● Problem description: From the entries below, please gather each line containing the string "Prep".

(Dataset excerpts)
= = = = = = =

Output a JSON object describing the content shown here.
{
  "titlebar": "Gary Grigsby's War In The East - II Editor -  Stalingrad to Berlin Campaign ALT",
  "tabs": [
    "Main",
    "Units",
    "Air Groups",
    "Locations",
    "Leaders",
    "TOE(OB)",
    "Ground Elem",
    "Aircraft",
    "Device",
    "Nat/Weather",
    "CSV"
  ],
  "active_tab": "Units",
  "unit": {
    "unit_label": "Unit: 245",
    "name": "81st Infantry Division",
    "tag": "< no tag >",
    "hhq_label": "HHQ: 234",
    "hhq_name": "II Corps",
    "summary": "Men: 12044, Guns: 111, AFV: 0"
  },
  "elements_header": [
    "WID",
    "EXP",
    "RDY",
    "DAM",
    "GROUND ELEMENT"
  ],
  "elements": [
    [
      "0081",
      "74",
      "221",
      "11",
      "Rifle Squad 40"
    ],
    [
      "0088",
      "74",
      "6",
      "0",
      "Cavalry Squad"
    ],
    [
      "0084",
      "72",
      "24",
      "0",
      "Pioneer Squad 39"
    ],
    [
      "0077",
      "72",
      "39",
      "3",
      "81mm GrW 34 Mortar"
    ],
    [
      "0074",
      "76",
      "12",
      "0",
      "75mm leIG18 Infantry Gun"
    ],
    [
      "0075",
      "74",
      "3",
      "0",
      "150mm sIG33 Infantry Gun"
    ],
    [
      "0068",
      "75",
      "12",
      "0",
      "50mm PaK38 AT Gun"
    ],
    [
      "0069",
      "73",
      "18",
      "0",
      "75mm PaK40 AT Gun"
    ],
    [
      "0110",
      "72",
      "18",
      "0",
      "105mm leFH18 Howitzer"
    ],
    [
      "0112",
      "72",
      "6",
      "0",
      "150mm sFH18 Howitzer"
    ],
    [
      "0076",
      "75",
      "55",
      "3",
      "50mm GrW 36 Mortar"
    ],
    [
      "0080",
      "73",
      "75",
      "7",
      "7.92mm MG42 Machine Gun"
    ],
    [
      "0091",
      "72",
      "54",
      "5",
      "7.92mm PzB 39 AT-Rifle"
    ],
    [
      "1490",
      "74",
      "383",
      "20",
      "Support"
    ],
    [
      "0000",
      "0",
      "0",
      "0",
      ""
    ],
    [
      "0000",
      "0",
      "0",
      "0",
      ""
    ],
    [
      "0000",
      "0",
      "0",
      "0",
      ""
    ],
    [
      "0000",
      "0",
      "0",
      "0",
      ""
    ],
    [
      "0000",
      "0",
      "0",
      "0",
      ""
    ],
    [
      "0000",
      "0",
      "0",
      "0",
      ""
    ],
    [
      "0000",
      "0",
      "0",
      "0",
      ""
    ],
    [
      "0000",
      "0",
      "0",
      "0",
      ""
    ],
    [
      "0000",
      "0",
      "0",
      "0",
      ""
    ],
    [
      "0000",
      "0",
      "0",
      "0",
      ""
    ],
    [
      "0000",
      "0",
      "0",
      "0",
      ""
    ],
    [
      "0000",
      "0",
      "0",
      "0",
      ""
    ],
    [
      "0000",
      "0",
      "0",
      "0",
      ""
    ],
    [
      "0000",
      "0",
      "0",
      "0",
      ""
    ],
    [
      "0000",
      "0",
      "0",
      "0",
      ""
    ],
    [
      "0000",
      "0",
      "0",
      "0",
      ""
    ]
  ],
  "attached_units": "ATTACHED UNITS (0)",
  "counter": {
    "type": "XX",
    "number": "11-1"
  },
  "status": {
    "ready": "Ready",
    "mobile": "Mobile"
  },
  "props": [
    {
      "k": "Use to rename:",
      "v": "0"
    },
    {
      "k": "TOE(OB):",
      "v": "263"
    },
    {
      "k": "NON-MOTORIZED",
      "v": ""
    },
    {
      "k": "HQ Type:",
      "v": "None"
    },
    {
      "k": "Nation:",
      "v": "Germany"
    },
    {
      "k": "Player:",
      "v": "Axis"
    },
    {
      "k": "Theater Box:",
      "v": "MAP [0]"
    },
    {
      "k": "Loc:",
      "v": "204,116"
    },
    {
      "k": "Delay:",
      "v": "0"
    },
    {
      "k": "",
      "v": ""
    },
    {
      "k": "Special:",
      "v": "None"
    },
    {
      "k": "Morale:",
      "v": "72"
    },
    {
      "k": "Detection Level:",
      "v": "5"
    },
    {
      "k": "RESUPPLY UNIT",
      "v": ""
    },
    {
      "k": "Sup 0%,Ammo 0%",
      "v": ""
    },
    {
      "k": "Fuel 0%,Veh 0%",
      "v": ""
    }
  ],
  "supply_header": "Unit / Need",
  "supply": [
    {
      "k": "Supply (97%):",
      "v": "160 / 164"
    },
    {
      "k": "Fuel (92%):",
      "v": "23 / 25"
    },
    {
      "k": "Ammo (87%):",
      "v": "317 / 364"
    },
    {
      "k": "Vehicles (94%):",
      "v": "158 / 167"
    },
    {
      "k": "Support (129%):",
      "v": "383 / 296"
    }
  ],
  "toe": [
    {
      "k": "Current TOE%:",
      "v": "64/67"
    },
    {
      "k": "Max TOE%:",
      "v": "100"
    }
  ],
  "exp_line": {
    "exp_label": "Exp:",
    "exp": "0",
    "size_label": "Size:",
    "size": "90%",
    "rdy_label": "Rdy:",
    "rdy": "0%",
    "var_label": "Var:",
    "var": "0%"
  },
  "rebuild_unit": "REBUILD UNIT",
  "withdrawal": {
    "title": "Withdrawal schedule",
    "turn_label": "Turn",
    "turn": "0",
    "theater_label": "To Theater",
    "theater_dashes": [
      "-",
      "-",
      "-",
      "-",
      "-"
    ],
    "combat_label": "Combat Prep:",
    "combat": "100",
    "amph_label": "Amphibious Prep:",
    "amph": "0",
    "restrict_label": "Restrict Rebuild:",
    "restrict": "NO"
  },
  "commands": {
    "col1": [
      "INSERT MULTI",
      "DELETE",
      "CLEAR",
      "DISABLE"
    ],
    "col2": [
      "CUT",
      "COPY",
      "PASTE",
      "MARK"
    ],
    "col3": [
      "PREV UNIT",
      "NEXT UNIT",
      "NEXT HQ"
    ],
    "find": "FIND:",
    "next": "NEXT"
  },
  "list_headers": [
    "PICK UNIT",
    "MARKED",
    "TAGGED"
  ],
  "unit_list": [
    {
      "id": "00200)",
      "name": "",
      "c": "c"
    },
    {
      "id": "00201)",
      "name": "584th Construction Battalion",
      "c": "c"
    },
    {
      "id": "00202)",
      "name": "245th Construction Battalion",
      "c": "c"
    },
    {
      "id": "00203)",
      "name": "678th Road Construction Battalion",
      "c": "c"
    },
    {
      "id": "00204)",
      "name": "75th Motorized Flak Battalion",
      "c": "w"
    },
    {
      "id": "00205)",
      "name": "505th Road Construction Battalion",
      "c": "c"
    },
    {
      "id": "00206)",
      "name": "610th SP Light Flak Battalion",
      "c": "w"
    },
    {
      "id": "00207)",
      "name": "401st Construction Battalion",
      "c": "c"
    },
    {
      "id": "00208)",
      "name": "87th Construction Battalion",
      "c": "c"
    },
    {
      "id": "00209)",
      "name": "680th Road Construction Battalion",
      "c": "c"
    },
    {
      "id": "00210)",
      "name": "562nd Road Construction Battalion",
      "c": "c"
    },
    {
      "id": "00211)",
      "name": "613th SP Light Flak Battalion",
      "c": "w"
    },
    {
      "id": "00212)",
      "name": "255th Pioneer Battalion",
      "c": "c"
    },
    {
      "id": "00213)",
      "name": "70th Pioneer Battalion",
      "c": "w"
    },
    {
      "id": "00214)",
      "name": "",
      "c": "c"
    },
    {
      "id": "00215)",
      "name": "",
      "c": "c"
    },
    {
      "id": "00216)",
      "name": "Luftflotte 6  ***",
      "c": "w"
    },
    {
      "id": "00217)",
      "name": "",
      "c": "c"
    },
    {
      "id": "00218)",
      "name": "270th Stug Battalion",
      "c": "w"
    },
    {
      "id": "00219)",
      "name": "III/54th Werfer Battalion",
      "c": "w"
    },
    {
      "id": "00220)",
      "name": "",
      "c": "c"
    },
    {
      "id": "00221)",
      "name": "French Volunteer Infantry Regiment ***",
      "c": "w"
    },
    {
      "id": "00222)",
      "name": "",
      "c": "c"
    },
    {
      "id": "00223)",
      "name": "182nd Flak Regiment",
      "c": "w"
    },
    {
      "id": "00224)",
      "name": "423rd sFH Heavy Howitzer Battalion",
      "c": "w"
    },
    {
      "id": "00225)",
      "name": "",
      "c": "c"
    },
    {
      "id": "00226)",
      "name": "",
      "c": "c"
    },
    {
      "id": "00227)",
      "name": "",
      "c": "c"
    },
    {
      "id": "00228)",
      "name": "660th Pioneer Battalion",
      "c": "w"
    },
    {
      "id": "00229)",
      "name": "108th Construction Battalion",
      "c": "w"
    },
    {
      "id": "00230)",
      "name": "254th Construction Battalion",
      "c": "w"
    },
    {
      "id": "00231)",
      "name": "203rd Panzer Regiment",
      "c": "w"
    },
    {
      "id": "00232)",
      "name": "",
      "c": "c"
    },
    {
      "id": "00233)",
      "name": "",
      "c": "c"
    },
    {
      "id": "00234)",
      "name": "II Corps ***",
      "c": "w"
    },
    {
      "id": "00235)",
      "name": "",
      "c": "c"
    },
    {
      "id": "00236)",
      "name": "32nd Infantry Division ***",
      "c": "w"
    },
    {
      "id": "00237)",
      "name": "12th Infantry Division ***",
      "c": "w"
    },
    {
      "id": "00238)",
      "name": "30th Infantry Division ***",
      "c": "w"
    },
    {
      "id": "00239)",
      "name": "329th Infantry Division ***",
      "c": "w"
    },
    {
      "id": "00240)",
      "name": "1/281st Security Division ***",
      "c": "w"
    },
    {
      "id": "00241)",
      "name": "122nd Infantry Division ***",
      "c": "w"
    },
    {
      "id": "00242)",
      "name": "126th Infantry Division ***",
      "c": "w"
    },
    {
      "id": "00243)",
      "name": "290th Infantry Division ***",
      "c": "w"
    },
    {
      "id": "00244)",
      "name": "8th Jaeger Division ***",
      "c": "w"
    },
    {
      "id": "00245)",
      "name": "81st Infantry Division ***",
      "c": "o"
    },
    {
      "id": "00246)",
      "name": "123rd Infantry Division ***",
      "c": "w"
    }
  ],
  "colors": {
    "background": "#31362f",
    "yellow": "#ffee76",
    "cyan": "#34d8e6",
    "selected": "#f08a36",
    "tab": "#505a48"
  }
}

= = = = = = =

● Completed exercise:
    "combat_label": "Combat Prep:",
    "amph_label": "Amphibious Prep:",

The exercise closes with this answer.